> [Records to use]:
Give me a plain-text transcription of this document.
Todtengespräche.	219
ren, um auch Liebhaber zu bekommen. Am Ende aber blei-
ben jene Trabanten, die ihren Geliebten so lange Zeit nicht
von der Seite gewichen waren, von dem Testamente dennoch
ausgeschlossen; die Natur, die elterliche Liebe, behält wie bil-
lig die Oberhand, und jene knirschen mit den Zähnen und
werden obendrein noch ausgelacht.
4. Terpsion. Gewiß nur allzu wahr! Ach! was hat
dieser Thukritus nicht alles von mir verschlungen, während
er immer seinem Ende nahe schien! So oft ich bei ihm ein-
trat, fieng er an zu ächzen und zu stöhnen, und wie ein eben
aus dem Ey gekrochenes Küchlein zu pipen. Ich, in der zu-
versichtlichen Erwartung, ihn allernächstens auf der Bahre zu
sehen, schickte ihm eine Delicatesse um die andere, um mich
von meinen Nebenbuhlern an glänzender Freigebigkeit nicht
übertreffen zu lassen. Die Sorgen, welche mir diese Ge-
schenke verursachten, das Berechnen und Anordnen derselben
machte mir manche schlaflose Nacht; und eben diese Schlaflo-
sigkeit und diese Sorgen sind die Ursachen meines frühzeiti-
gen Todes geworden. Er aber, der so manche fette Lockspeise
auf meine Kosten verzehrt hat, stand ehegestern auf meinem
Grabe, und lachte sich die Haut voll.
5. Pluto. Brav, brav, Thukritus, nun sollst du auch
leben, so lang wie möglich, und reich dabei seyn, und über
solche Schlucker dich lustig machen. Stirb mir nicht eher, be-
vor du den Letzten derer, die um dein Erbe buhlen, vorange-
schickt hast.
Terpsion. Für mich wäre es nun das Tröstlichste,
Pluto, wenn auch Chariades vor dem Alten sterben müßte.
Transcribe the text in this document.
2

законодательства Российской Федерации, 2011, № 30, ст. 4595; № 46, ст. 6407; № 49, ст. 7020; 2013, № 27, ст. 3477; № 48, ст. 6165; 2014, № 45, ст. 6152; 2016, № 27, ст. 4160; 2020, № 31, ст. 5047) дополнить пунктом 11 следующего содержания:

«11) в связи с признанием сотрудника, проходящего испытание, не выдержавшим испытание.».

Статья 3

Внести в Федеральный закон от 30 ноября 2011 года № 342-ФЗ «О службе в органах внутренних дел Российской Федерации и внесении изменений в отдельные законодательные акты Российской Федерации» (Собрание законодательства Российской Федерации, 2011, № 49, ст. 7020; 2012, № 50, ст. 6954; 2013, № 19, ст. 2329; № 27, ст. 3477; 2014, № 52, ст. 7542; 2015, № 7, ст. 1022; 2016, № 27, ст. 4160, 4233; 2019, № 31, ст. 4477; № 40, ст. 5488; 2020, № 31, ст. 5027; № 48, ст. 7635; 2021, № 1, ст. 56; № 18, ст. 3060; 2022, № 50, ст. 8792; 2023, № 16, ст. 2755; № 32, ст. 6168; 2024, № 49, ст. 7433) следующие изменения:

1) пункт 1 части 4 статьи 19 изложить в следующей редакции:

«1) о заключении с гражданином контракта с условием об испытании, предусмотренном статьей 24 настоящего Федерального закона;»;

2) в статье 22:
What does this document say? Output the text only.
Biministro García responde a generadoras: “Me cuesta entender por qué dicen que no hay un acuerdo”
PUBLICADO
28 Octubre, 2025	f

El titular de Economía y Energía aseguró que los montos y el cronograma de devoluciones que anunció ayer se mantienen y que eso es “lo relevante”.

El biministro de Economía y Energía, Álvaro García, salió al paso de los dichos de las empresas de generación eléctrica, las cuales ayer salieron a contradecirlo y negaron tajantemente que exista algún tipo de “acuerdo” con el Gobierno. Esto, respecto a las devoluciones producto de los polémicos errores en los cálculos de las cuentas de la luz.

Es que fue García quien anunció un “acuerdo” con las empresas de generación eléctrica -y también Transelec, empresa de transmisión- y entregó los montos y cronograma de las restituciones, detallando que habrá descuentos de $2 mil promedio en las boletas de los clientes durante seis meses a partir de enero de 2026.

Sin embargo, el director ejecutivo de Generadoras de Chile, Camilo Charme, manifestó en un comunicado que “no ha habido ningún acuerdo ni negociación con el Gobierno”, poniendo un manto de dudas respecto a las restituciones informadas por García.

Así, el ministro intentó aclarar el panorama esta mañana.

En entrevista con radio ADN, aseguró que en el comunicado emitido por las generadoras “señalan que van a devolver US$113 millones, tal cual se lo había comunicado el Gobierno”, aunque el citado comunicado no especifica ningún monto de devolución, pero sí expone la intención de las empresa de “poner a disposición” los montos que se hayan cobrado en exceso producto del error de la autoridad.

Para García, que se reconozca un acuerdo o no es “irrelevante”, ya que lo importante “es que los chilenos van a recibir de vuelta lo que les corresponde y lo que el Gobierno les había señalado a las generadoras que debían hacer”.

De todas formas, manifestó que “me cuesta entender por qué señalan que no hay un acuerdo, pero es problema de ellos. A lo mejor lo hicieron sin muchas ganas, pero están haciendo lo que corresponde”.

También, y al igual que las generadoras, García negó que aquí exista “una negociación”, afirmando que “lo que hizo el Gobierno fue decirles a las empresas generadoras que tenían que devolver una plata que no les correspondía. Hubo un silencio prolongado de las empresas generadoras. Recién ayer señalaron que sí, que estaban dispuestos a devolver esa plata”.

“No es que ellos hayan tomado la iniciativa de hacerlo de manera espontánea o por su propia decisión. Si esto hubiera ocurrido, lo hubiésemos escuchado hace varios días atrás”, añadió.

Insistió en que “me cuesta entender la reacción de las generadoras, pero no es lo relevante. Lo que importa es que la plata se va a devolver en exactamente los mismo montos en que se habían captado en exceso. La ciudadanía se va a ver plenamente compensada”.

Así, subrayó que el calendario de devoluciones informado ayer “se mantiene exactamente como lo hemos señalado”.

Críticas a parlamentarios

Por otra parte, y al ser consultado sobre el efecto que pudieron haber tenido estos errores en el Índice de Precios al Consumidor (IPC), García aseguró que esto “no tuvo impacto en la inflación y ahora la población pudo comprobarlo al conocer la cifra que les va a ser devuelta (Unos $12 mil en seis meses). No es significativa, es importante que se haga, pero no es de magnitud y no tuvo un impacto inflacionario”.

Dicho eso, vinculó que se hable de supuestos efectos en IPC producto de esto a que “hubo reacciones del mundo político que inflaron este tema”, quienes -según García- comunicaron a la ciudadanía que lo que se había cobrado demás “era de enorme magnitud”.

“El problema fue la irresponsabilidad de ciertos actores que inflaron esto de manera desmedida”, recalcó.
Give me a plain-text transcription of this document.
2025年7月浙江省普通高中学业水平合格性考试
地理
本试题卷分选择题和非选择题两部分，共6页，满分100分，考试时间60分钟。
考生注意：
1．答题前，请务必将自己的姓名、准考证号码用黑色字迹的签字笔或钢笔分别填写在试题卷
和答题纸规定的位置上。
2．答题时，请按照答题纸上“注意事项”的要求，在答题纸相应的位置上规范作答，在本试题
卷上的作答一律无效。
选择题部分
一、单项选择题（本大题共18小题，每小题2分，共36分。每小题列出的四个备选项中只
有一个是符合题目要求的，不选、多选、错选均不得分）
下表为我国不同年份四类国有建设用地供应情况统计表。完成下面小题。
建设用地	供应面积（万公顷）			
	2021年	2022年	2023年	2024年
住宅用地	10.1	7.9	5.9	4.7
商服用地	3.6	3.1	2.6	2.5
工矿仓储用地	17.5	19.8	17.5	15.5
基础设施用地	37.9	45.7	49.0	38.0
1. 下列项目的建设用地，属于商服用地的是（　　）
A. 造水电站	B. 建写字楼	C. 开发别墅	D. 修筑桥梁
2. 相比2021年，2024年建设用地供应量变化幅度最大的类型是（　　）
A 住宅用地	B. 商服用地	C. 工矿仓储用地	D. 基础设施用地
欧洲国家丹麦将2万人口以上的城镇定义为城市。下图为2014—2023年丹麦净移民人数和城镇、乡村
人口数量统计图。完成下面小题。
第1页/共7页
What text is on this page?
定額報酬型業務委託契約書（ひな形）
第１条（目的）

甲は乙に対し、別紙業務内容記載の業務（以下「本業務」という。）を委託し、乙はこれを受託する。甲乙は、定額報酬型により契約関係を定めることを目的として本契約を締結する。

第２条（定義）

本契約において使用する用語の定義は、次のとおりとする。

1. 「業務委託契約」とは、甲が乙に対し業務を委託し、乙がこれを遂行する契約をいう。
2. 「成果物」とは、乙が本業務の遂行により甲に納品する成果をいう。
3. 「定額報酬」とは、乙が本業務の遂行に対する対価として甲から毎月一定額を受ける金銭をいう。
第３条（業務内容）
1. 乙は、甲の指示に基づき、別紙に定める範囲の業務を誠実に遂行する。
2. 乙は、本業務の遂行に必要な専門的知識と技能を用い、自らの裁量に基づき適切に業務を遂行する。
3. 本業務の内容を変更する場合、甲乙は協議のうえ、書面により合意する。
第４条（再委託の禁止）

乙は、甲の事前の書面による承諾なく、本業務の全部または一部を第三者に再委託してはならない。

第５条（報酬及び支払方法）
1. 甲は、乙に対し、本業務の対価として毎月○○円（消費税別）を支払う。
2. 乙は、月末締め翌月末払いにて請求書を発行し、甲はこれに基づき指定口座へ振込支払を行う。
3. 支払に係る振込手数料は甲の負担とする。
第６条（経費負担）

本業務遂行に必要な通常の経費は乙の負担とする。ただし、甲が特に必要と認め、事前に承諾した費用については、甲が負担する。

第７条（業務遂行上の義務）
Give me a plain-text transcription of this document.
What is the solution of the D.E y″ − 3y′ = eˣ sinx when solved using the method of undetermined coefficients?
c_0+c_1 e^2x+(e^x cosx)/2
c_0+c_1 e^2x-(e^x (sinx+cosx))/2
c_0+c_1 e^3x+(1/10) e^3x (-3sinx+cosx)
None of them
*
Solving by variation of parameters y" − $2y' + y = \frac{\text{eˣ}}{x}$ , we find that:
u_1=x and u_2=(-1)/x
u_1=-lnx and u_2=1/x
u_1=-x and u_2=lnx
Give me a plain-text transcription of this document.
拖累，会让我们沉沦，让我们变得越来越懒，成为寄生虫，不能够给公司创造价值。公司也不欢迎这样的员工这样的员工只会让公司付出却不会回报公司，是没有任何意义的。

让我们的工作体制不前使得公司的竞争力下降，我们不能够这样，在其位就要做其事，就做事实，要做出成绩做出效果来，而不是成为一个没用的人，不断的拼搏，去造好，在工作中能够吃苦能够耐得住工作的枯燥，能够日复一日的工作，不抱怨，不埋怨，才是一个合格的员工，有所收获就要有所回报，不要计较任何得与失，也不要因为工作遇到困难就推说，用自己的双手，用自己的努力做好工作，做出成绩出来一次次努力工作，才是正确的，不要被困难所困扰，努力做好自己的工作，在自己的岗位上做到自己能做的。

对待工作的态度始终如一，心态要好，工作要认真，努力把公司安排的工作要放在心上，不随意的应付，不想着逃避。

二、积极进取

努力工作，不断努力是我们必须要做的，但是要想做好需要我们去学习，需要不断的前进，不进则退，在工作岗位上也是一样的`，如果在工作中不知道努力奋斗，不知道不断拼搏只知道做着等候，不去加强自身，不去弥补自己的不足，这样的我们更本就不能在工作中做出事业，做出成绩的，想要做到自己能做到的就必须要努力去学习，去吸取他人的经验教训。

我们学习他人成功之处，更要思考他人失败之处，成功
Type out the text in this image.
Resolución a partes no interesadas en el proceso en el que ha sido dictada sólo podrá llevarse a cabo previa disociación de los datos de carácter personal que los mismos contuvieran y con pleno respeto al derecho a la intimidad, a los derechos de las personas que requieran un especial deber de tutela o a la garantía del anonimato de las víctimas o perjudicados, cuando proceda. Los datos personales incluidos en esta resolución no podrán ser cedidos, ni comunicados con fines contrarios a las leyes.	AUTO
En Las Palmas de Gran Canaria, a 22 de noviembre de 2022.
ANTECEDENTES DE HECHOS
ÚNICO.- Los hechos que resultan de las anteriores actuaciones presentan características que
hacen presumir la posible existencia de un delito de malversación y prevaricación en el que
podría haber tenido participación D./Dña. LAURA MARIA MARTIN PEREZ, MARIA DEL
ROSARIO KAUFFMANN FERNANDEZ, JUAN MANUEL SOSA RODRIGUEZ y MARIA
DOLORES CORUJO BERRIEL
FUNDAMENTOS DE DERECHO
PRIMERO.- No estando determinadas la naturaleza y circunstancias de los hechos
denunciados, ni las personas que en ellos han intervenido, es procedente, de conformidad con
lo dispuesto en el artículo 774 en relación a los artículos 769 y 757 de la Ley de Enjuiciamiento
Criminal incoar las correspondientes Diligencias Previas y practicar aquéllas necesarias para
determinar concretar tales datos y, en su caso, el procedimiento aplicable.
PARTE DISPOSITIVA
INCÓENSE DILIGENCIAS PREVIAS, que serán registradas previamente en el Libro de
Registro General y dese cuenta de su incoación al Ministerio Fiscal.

> [Prompt]: Lines that hold the word "Energía" are the ones to return, every one of them.

> [Task solution]:
El titular de Economía y Energía aseguró que los montos y el cronograma de devoluciones que anunció ayer se mantienen y que eso es “lo relevante”.
El biministro de Economía y Energía, Álvaro García, salió al paso de los dichos de las empresas de generación eléctrica, las cuales ayer salieron a contradecirlo y negaron tajantemente que exista algún tipo de “acuerdo” con el Gobierno. Esto, respecto a las devoluciones producto de los polémicos errores en los cálculos de las cuentas de la luz.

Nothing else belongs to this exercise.